**What the task requires**
Select and copy out every line in the records containing "sudo".

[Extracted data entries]
<<<<

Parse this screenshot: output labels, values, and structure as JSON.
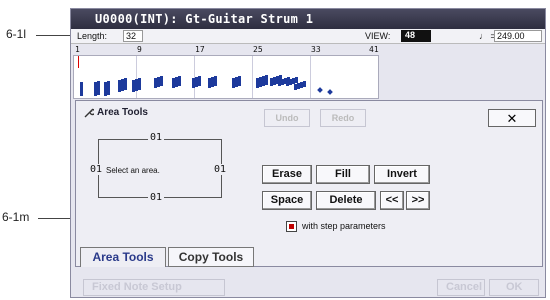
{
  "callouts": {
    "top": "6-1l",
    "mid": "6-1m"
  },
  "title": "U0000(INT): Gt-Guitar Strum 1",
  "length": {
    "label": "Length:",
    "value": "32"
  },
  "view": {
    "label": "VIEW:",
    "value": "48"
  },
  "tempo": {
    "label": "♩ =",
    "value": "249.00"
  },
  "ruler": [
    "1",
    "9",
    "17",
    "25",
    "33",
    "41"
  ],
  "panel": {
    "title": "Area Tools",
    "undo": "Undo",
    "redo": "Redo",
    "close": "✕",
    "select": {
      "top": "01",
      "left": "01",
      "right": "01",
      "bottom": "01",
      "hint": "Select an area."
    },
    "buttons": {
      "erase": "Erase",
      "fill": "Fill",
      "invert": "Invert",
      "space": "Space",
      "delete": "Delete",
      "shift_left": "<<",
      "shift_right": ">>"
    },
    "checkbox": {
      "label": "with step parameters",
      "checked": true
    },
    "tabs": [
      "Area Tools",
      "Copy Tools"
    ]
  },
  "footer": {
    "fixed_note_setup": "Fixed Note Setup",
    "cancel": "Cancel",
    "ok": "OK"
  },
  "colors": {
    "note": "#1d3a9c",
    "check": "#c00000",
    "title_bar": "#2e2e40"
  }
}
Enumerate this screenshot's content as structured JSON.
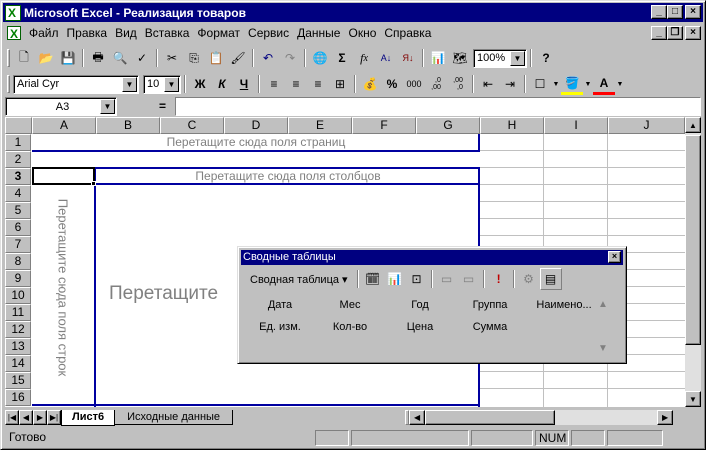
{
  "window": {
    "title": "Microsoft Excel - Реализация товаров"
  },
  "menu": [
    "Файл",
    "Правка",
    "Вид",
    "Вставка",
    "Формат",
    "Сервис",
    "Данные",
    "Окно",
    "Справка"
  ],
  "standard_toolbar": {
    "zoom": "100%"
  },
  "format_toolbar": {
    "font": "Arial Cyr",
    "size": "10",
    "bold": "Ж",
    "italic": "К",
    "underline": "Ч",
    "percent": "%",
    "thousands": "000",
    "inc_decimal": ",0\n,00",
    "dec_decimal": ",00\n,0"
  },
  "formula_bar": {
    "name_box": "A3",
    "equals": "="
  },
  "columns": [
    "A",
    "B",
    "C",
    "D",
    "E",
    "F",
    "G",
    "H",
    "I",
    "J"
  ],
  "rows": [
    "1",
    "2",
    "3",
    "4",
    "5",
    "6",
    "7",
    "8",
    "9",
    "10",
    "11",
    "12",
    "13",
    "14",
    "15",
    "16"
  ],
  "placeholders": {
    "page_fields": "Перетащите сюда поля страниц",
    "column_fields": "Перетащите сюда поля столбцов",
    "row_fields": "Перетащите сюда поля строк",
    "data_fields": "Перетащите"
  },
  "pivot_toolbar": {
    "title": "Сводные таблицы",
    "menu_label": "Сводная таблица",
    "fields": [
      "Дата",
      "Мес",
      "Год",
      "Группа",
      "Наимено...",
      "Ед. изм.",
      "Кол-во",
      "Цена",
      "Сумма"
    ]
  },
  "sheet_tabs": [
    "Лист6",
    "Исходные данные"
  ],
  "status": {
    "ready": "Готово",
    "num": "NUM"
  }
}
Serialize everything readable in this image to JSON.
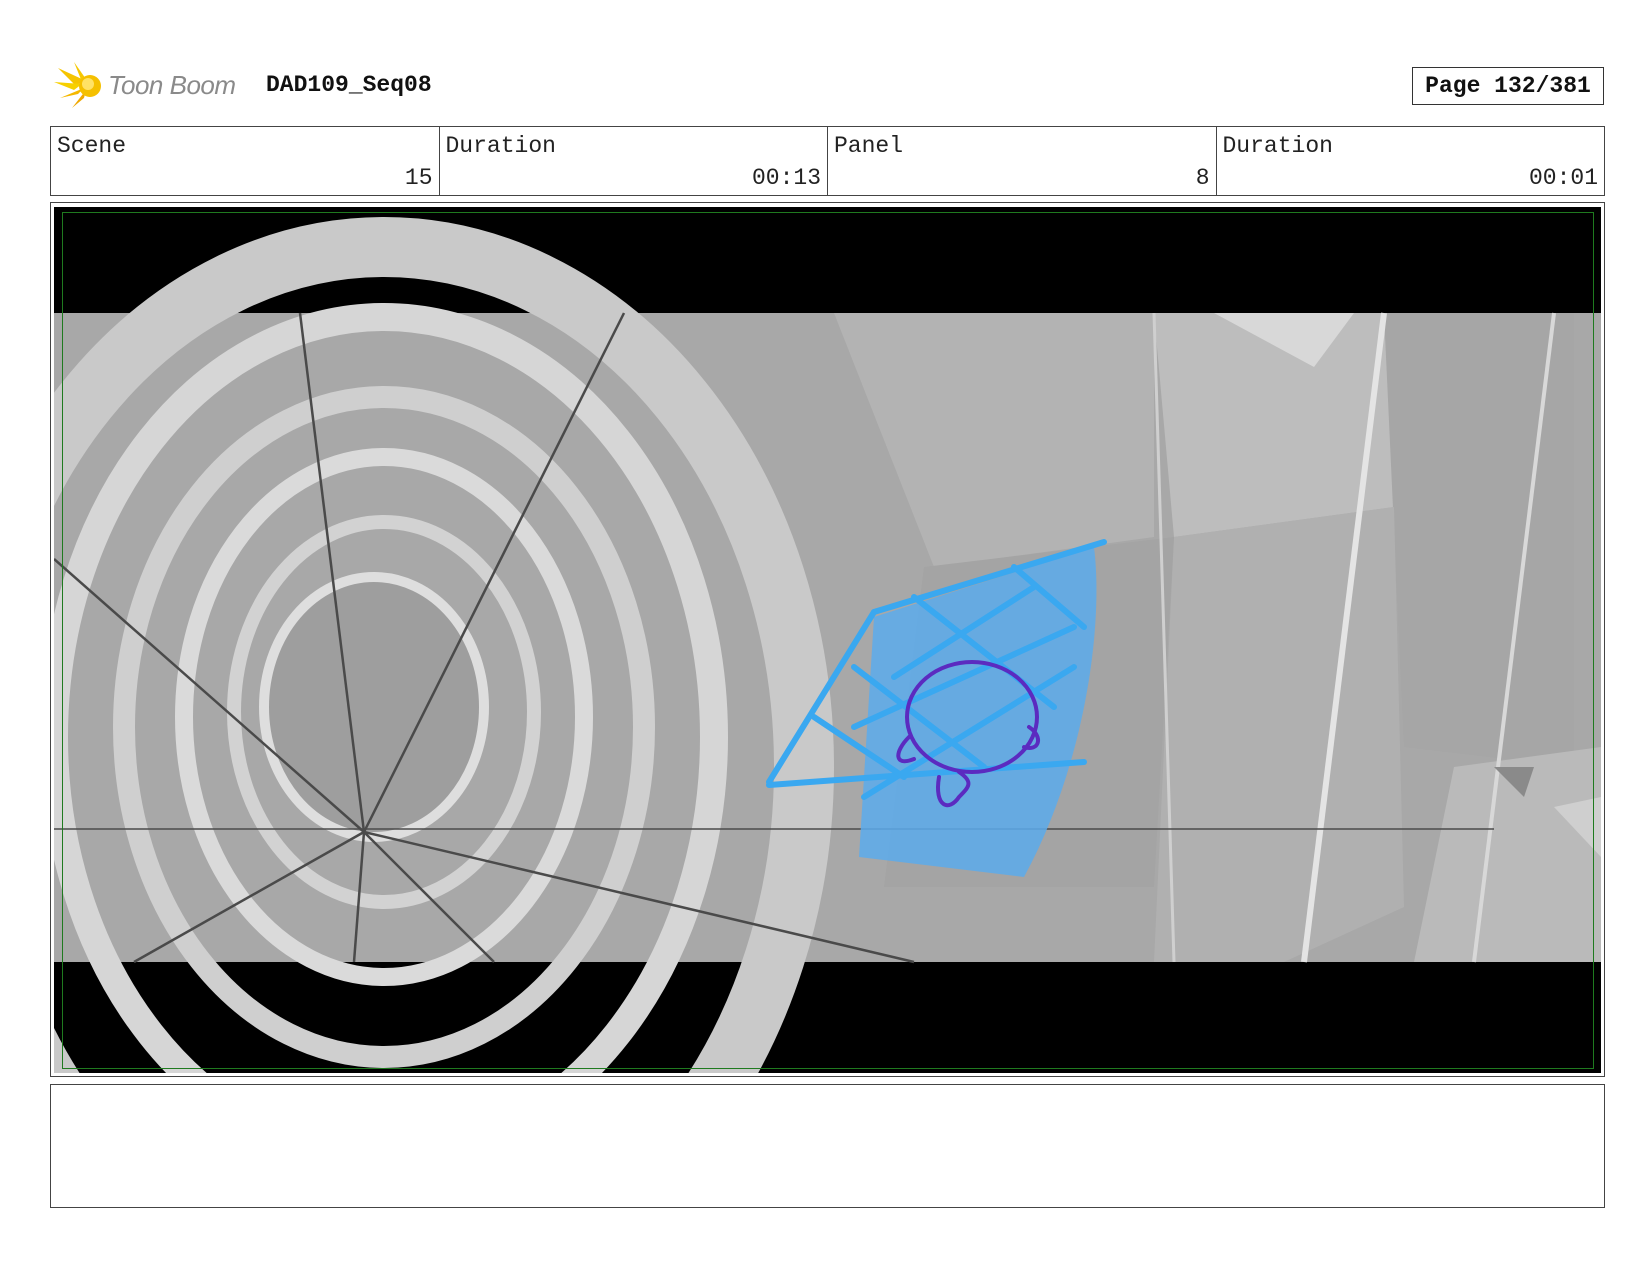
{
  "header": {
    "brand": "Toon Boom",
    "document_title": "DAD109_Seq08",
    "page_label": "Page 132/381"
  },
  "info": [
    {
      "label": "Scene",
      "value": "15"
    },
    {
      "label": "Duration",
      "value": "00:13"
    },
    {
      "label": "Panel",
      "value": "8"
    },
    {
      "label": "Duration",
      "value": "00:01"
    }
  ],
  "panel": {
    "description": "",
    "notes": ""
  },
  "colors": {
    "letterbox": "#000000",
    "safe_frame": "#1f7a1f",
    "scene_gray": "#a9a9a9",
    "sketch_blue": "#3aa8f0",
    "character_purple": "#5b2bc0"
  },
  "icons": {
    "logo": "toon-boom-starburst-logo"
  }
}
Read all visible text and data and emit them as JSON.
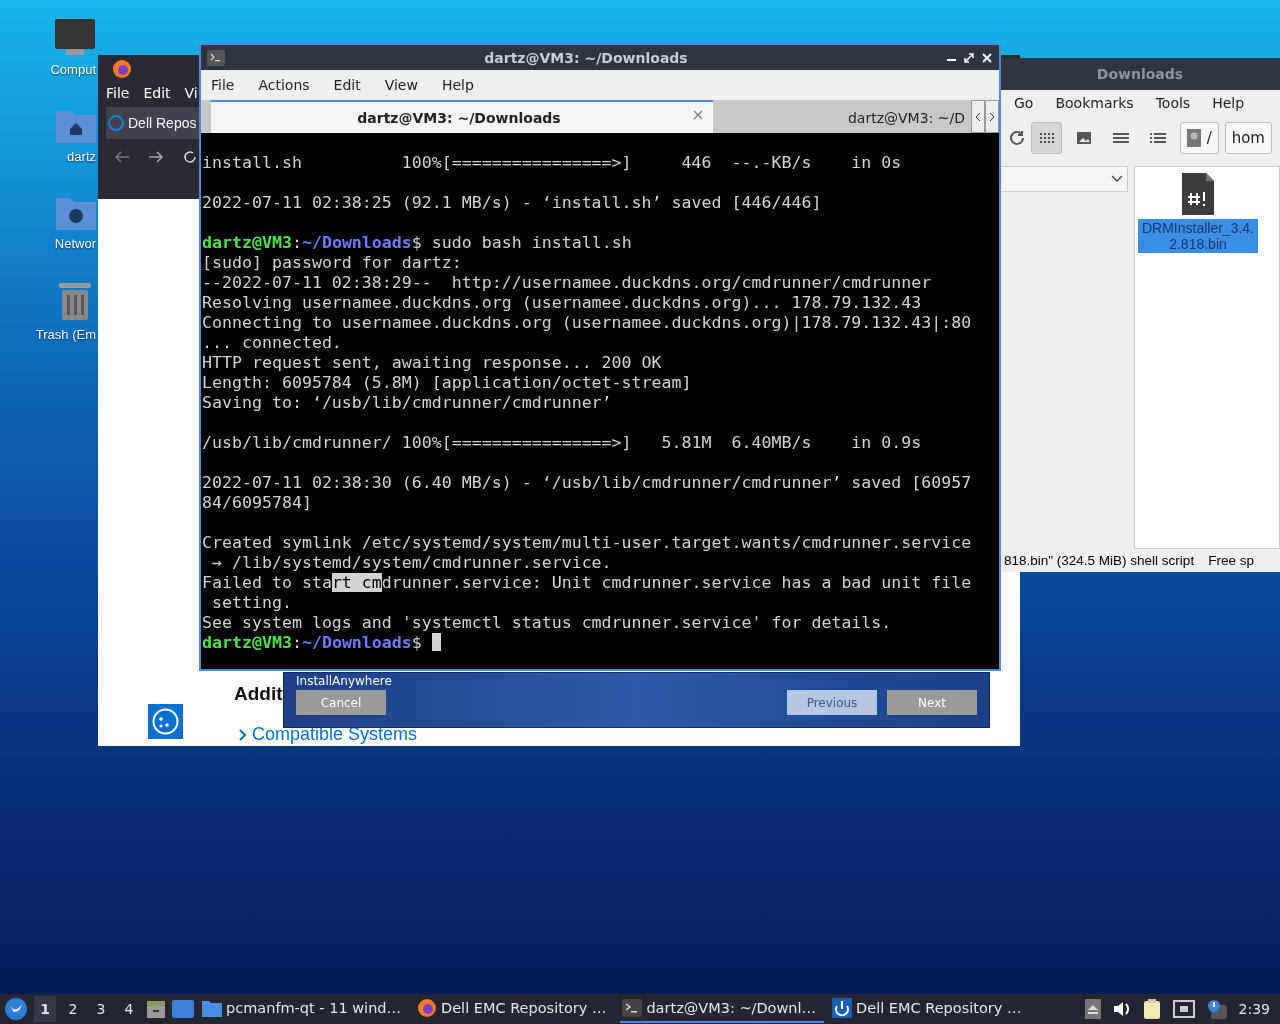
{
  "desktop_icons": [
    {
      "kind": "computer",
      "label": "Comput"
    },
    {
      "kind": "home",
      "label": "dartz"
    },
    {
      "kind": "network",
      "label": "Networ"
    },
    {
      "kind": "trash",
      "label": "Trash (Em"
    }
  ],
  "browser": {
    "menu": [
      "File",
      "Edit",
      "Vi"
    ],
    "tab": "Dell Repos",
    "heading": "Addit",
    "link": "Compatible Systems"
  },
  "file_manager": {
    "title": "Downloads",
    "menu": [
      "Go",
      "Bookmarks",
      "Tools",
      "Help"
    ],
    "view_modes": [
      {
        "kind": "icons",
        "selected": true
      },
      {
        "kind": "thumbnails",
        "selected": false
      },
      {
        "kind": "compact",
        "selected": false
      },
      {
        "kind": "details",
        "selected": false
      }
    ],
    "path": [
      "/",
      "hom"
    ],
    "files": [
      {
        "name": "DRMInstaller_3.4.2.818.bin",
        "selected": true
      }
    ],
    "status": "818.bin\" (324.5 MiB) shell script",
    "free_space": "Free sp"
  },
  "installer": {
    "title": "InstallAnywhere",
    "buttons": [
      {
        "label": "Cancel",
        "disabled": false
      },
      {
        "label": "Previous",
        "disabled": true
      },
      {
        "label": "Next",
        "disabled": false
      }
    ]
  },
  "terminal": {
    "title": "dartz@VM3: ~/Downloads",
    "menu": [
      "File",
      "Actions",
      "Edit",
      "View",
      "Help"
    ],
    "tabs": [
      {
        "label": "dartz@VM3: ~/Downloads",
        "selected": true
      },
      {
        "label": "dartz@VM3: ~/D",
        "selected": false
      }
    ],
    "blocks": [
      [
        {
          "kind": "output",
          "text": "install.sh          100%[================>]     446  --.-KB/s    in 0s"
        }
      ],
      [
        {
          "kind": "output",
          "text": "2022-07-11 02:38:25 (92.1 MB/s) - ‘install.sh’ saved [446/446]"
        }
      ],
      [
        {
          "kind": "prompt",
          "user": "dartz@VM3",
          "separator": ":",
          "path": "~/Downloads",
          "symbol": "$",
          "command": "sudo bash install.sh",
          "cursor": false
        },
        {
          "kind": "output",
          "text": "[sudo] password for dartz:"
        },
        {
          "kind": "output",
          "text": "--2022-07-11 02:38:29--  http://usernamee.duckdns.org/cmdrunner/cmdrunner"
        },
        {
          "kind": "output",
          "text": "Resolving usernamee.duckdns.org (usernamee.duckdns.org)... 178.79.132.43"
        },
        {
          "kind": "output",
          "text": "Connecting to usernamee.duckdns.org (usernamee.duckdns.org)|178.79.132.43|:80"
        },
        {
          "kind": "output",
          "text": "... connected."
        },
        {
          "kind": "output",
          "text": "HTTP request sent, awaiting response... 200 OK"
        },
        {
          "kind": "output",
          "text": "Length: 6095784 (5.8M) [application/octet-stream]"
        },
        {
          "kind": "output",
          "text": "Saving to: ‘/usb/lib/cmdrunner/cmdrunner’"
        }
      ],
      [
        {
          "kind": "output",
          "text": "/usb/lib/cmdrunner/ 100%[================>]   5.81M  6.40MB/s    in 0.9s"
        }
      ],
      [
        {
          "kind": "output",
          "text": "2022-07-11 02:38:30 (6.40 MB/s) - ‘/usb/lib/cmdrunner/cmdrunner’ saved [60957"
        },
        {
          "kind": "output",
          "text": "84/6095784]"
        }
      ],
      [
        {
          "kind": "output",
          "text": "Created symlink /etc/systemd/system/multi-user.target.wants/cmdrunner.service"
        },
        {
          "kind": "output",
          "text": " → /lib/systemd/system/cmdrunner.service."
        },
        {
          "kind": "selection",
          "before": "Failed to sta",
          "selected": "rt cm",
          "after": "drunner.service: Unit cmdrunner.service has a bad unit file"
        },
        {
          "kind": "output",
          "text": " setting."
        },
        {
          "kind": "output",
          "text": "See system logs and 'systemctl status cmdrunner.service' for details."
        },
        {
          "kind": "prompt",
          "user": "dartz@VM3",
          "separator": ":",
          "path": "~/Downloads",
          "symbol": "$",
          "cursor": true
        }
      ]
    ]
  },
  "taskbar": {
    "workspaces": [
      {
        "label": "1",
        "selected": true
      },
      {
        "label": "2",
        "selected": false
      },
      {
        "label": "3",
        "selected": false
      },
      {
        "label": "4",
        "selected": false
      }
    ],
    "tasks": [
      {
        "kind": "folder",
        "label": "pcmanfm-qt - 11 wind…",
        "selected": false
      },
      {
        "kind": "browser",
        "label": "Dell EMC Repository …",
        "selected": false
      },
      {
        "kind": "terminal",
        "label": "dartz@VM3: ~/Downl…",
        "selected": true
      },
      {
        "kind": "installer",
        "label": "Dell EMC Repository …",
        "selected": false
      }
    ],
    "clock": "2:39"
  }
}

>>>>

**Result**
          "command": "sudo bash install.sh",
          "text": "[sudo] password for dartz:"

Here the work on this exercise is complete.